# Stated exercise
Extract all of the data and reproduce it precisely.

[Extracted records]
═══
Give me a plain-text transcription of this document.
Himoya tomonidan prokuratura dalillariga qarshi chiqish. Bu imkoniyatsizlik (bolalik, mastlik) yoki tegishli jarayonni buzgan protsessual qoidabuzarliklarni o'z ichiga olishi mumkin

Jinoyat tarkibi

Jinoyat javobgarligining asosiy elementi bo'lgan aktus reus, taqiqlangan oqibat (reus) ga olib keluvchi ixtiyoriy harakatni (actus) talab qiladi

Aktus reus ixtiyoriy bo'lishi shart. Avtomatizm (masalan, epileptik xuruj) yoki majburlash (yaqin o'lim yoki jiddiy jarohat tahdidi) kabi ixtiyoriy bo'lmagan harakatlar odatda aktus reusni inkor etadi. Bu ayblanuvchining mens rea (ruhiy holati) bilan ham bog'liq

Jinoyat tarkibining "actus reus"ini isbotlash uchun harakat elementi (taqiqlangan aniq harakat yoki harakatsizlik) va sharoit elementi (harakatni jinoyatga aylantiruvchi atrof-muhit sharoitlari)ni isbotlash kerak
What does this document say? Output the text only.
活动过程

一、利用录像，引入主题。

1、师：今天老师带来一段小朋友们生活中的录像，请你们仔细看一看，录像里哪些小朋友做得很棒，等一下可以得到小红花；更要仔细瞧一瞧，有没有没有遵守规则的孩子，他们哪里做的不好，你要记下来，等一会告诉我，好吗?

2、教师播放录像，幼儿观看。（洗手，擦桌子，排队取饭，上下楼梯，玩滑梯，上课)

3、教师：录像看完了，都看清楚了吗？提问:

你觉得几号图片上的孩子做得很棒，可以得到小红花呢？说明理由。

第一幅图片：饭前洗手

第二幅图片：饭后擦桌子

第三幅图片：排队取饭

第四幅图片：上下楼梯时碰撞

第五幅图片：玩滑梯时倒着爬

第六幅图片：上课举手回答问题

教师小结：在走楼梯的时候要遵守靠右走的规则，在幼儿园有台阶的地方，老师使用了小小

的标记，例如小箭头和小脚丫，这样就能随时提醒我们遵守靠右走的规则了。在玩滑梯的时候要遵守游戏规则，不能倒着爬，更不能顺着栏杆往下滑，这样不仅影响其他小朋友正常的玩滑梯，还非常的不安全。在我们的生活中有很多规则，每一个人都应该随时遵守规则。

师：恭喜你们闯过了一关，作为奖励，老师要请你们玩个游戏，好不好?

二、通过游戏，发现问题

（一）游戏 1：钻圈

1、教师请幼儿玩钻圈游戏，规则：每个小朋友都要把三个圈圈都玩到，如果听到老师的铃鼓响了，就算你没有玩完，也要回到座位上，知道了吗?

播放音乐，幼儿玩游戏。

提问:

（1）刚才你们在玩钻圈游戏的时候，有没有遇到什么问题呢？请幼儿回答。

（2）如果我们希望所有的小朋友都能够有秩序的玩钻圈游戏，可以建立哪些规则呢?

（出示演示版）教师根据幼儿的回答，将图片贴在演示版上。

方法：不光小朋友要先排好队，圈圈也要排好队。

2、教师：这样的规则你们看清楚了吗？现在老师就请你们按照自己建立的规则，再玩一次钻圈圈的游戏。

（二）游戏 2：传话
═══
# Result
Give me a plain-text transcription of this document.
Himoya tomonidan prokuratura dalillariga qarshi chiqish. Bu imkoniyatsizlik (bolalik, mastlik) yoki tegishli jarayonni buzgan protsessual qoidabuzarliklarni o'z ichiga olishi mumkin

Jinoyat tarkibi

Jinoyat javobgarligining asosiy elementi bo'lgan aktus reus, taqiqlangan oqibat (reus) ga olib keluvchi ixtiyoriy harakatni (actus) talab qiladi

Aktus reus ixtiyoriy bo'lishi shart. Avtomatizm (masalan, epileptik xuruj) yoki majburlash (yaqin o'lim yoki jiddiy jarohat tahdidi) kabi ixtiyoriy bo'lmagan harakatlar odatda aktus reusni inkor etadi. Bu ayblanuvchining mens rea (ruhiy holati) bilan ham bog'liq

Jinoyat tarkibining "actus reus"ini isbotlash uchun harakat elementi (taqiqlangan aniq harakat yoki harakatsizlik) va sharoit elementi (harakatni jinoyatga aylantiruvchi atrof-muhit sharoitlari)ni isbotlash kerak
What does this document say? Output the text only.
活动过程

一、利用录像，引入主题。

1、师：今天老师带来一段小朋友们生活中的录像，请你们仔细看一看，录像里哪些小朋友做得很棒，等一下可以得到小红花；更要仔细瞧一瞧，有没有没有遵守规则的孩子，他们哪里做的不好，你要记下来，等一会告诉我，好吗?

2、教师播放录像，幼儿观看。（洗手，擦桌子，排队取饭，上下楼梯，玩滑梯，上课)

3、教师：录像看完了，都看清楚了吗？提问:

你觉得几号图片上的孩子做得很棒，可以得到小红花呢？说明理由。

第一幅图片：饭前洗手

第二幅图片：饭后擦桌子

第三幅图片：排队取饭

第四幅图片：上下楼梯时碰撞

第五幅图片：玩滑梯时倒着爬

第六幅图片：上课举手回答问题

教师小结：在走楼梯的时候要遵守靠右走的规则，在幼儿园有台阶的地方，老师使用了小小

的标记，例如小箭头和小脚丫，这样就能随时提醒我们遵守靠右走的规则了。在玩滑梯的时候要遵守游戏规则，不能倒着爬，更不能顺着栏杆往下滑，这样不仅影响其他小朋友正常的玩滑梯，还非常的不安全。在我们的生活中有很多规则，每一个人都应该随时遵守规则。

师：恭喜你们闯过了一关，作为奖励，老师要请你们玩个游戏，好不好?

二、通过游戏，发现问题

（一）游戏 1：钻圈

1、教师请幼儿玩钻圈游戏，规则：每个小朋友都要把三个圈圈都玩到，如果听到老师的铃鼓响了，就算你没有玩完，也要回到座位上，知道了吗?

播放音乐，幼儿玩游戏。

提问:

（1）刚才你们在玩钻圈游戏的时候，有没有遇到什么问题呢？请幼儿回答。

（2）如果我们希望所有的小朋友都能够有秩序的玩钻圈游戏，可以建立哪些规则呢?

（出示演示版）教师根据幼儿的回答，将图片贴在演示版上。

方法：不光小朋友要先排好队，圈圈也要排好队。

2、教师：这样的规则你们看清楚了吗？现在老师就请你们按照自己建立的规则，再玩一次钻圈圈的游戏。

（二）游戏 2：传话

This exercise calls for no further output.